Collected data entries
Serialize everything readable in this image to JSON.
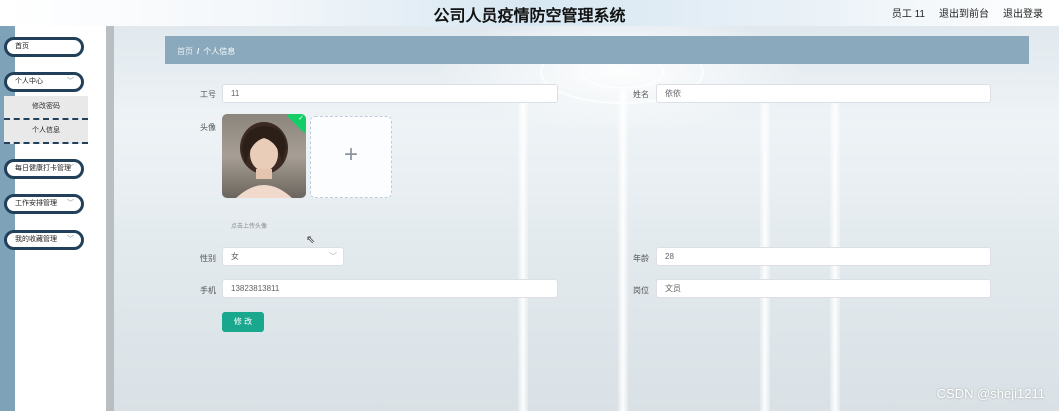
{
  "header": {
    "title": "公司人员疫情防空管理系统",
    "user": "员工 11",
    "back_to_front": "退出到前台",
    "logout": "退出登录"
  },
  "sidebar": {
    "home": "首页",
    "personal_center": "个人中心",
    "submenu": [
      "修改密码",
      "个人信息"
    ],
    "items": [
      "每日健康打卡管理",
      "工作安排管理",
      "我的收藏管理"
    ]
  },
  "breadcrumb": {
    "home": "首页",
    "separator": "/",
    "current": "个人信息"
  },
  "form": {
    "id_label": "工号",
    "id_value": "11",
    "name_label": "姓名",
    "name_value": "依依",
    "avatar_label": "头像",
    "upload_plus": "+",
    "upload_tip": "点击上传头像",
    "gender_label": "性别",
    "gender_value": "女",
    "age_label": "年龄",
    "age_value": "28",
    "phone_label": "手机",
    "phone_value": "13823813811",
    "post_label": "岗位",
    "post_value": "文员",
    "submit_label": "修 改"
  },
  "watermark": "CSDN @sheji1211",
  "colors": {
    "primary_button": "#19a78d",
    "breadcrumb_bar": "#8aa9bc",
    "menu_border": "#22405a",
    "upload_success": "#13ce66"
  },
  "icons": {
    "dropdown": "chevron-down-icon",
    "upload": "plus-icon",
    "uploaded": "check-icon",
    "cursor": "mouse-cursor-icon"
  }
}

* **Task to carry out**
Reproduce the data above in full, exactly as it is, with the pictures left out.

* **Expected output**
Serialize everything readable in this image to JSON.
{
  "header": {
    "title": "公司人员疫情防空管理系统",
    "user": "员工 11",
    "back_to_front": "退出到前台",
    "logout": "退出登录"
  },
  "sidebar": {
    "home": "首页",
    "personal_center": "个人中心",
    "submenu": [
      "修改密码",
      "个人信息"
    ],
    "items": [
      "每日健康打卡管理",
      "工作安排管理",
      "我的收藏管理"
    ]
  },
  "breadcrumb": {
    "home": "首页",
    "separator": "/",
    "current": "个人信息"
  },
  "form": {
    "id_label": "工号",
    "id_value": "11",
    "name_label": "姓名",
    "name_value": "依依",
    "avatar_label": "头像",
    "upload_plus": "+",
    "upload_tip": "点击上传头像",
    "gender_label": "性别",
    "gender_value": "女",
    "age_label": "年龄",
    "age_value": "28",
    "phone_label": "手机",
    "phone_value": "13823813811",
    "post_label": "岗位",
    "post_value": "文员",
    "submit_label": "修 改"
  },
  "watermark": "CSDN @sheji1211",
  "colors": {
    "primary_button": "#19a78d",
    "breadcrumb_bar": "#8aa9bc",
    "menu_border": "#22405a",
    "upload_success": "#13ce66"
  },
  "icons": {
    "dropdown": "chevron-down-icon",
    "upload": "plus-icon",
    "uploaded": "check-icon",
    "cursor": "mouse-cursor-icon"
  }
}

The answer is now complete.